# Text segment
-- start --

So let’s go back to the 100m seed fund. They’re making 25 bets. Getting 10% upfront. Say they beat the odds and own close to 10% at exit — the median home run exit is $1.275B & the average is $2.99B — They need to hit a median & average home run + change to hit their 3x net — if their 25 bets start off with a 1.5m entry cheque (37.5% in initial cheques / 62.5% in reserve) then a $15m post-money cap doesn’t look that wild provided they can play aggressively for their pro-rata in the companies that count.

In reality these numbers are still really, really hard. To have a shot at delivering the 3x net you can’t follow a playbook or run a model. You have to have conviction in the bets that you make and a hell of a lot of luck to ensure that some of them are outliers. From a fund perspective that’s what’s important, particularly when it comes to valuations. You have to think outside of medians and averages and think about how you can get into those companies that can become more valuable than you can possibly imagine when you write that first cheque.

As a founder you have to remember that all this depends on the fund you’re dealing with, how they think about portfolio construction, and a tonne of externalities that — if I were to go into detail — would literally bore you half to death. It’s just good to know that while your job is the harder one, VCs have their work cut out for them too.

What does this mean for founders & investors?

Founders shouldn’t be afraid to push on the price button when you’re raising — don’t get too stressed about the next round, if you don’t achieve your milestones with the money you’re raising now (and you’re putting yourself on a venture track) you’re likely *screwed* anyway so be VERY conscious of how high you’re setting the bar.

Top 10% valuation implies top 10% performance — if you need a bridge round don’t be angry when it’s a down round. If you don’t have multiple funding options, you don’t get to set the price, so don’t be offended when a VC offers you 2 on 6. When capital is critical to your success you take what you can get at the end of the day.

For VCs there’s a quote from the M&A world that I wish I could find the source of, but to paraphrase: ‘What something costs isn’t important, what matters is what it’s worth — when you look back on any price in 10 years time you’re either going to look like a genius because you got it for a fraction of what it was really worth, or you look like an idiot because it turned out to be worthless. But you can only look so stupid on the downside while your genius and upside can be unlimited.’

Admittedly this is a first pass on this research, but it drew me to an interesting conclusion that I thought was worth sharing. Either public market valuations & M&A exit prices are overheating like crazy right now (these numbers are all @ IPO so it doesn’t include the latest Fed & Softbank fuelled bull run — if it did the numbers would be even wilder) and due for a downward correction (probably in the 70% range) so prices are currently about right at seed and overheating at A,B,C. Or you can take what I think is the correct view.

-- end --

Excerpts from a layout annotation set
-- start --

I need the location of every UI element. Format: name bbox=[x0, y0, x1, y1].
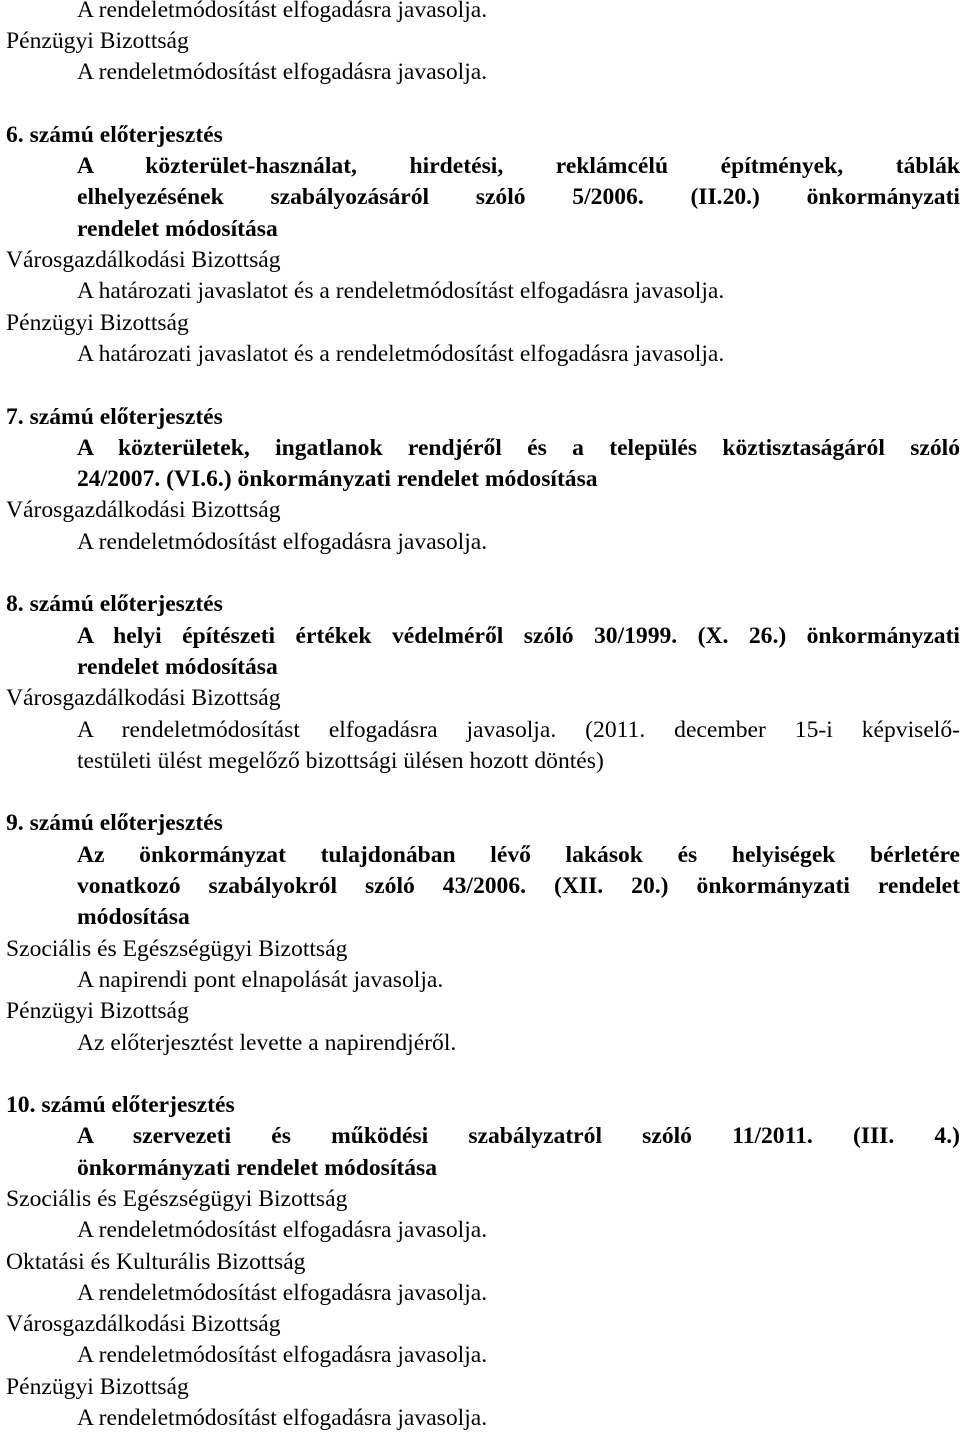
decision-text: A napirendi pont elnapolását javasolja. bbox=[77, 966, 444, 993]
committee-name: Oktatási és Kulturális Bizottság bbox=[6, 1248, 306, 1275]
committee-name: Városgazdálkodási Bizottság bbox=[6, 1311, 281, 1338]
decision-text: Az előterjesztést levette a napirendjéről. bbox=[77, 1029, 457, 1056]
item-title-line: rendelet módosítása bbox=[77, 215, 278, 242]
decision-text: testületi ülést megelőző bizottsági ülésen hozott döntés) bbox=[77, 747, 604, 774]
item-title-line: módosítása bbox=[77, 904, 190, 931]
item-title-line: A közterületek, ingatlanok rendjéről és a település köztisztaságáról szóló bbox=[77, 434, 960, 461]
item-heading: 9. számú előterjesztés bbox=[6, 810, 223, 837]
committee-name: Városgazdálkodási Bizottság bbox=[6, 497, 281, 524]
committee-name: Pénzügyi Bizottság bbox=[6, 998, 189, 1025]
item-title-line: 24/2007. (VI.6.) önkormányzati rendelet módosítása bbox=[77, 466, 598, 493]
item-heading: 10. számú előterjesztés bbox=[6, 1092, 235, 1119]
decision-text: A határozati javaslatot és a rendeletmódosítást elfogadásra javasolja. bbox=[77, 278, 725, 305]
committee-name: Városgazdálkodási Bizottság bbox=[6, 247, 281, 274]
decision-text: A rendeletmódosítást elfogadásra javasolja. bbox=[77, 1279, 488, 1306]
decision-text: A rendeletmódosítást elfogadásra javasolja. bbox=[77, 528, 488, 555]
item-title-line: vonatkozó szabályokról szóló 43/2006. (XII. 20.) önkormányzati rendelet bbox=[77, 873, 960, 900]
decision-text: A rendeletmódosítást elfogadásra javasolja. bbox=[77, 59, 488, 86]
item-heading: 6. számú előterjesztés bbox=[6, 121, 223, 148]
committee-name: Szociális és Egészségügyi Bizottság bbox=[6, 1185, 348, 1212]
decision-text: A rendeletmódosítást elfogadásra javasolja. bbox=[77, 1342, 488, 1369]
item-title-line: önkormányzati rendelet módosítása bbox=[77, 1154, 438, 1181]
item-title-line: Az önkormányzat tulajdonában lévő lakások és helyiségek bérletére bbox=[77, 841, 960, 868]
committee-name: Pénzügyi Bizottság bbox=[6, 1373, 189, 1400]
decision-text: A rendeletmódosítást elfogadásra javasolja. bbox=[77, 1405, 488, 1432]
decision-text: A rendeletmódosítást elfogadásra javasolja. bbox=[77, 0, 488, 23]
committee-name: Szociális és Egészségügyi Bizottság bbox=[6, 935, 348, 962]
committee-name: Városgazdálkodási Bizottság bbox=[6, 685, 281, 712]
item-title-line: A közterület-használat, hirdetési, reklámcélú építmények, táblák bbox=[77, 153, 960, 180]
item-title-line: A helyi építészeti értékek védelméről szóló 30/1999. (X. 26.) önkormányzati bbox=[77, 622, 960, 649]
item-heading: 8. számú előterjesztés bbox=[6, 591, 223, 618]
decision-text: A rendeletmódosítást elfogadásra javasolja. (2011. december 15-i képviselő- bbox=[77, 716, 960, 743]
committee-name: Pénzügyi Bizottság bbox=[6, 28, 189, 54]
committee-name: Pénzügyi Bizottság bbox=[6, 309, 189, 336]
document-page bbox=[6, 0, 960, 1434]
item-title-line: A szervezeti és működési szabályzatról szóló 11/2011. (III. 4.) bbox=[77, 1123, 960, 1150]
item-title-line: elhelyezésének szabályozásáról szóló 5/2006. (II.20.) önkormányzati bbox=[77, 184, 960, 211]
item-title-line: rendelet módosítása bbox=[77, 653, 278, 680]
decision-text: A határozati javaslatot és a rendeletmódosítást elfogadásra javasolja. bbox=[77, 340, 725, 367]
decision-text: A rendeletmódosítást elfogadásra javasolja. bbox=[77, 1217, 488, 1244]
item-heading: 7. számú előterjesztés bbox=[6, 403, 223, 430]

-- end --

# Task list
1. Can you lay out the records as a Markdown table with the columns Row and Line, starting with the line that contains "decision-text: A napirendi" and going on through the line that contains "item-title-line: rendelet módosítása bbox=[77, 215, 278, 242]", and leave out any blank lines?
2. Could you pick up the essay on seed fund returns and startup valuations and carry it on from where it stops?
The text and the records have nothing to do with each other.

# Results
1.
| Row | Line |
|---|---|
| 1 | decision-text: A napirendi pont elnapolását javasolja. bbox=[77, 966, 444, 993] |
| 2 | committee-name: Oktatási és Kulturális Bizottság bbox=[6, 1248, 306, 1275] |
| 3 | committee-name: Városgazdálkodási Bizottság bbox=[6, 1311, 281, 1338] |
| 4 | decision-text: Az előterjesztést levette a napirendjéről. bbox=[77, 1029, 457, 1056] |
| 5 | item-title-line: rendelet módosítása bbox=[77, 215, 278, 242] |

2.
Software markets support much bigger outcomes than originally thought. Most VCs could be paying 2-3x what we currently are in the right companies at an early stage, and still driving great returns for our funds. Provided you’re looking to invest in true outliers. (If you ain’t, you’re not doing venture right)

The Europe View

Most of the data here is US-focused as what happens in the US tends to come to Europe a few years later so even if I got the timing wrong for this take on one continent I’ll have another shot to be right in the future. But looking at the European data it actually tells a similar story.

Valuations are certainly lower in Europe than in the US, 50+% by these numbers, but they’re moving up in line with their US counterparts. The only argument for European valuations to be lower than US valuations has been that the potential outcomes are substantially smaller than the US.

In the past, this was very much the case. Looking at historical exit data, Europe wasn’t particularly lucrative in b2b software in the past 5 years other than Adyen & iZettle. Before then Criteo, Mimecast & Zendesk achieved great outcomes but still, the number of venture-backed billion-dollar enterprise software outcomes of the past 10 years, could be counted on one hand.

If you believe in Europe as a global player and is a worthwhile place to invest your venture dollars then you have to believe that a correction in outcomes is coming and we’ll begin to see similarly large exits come from our shores. If not? We need to do a better job of getting our best entrepreneurs to take their companies stateside sooner rather than later.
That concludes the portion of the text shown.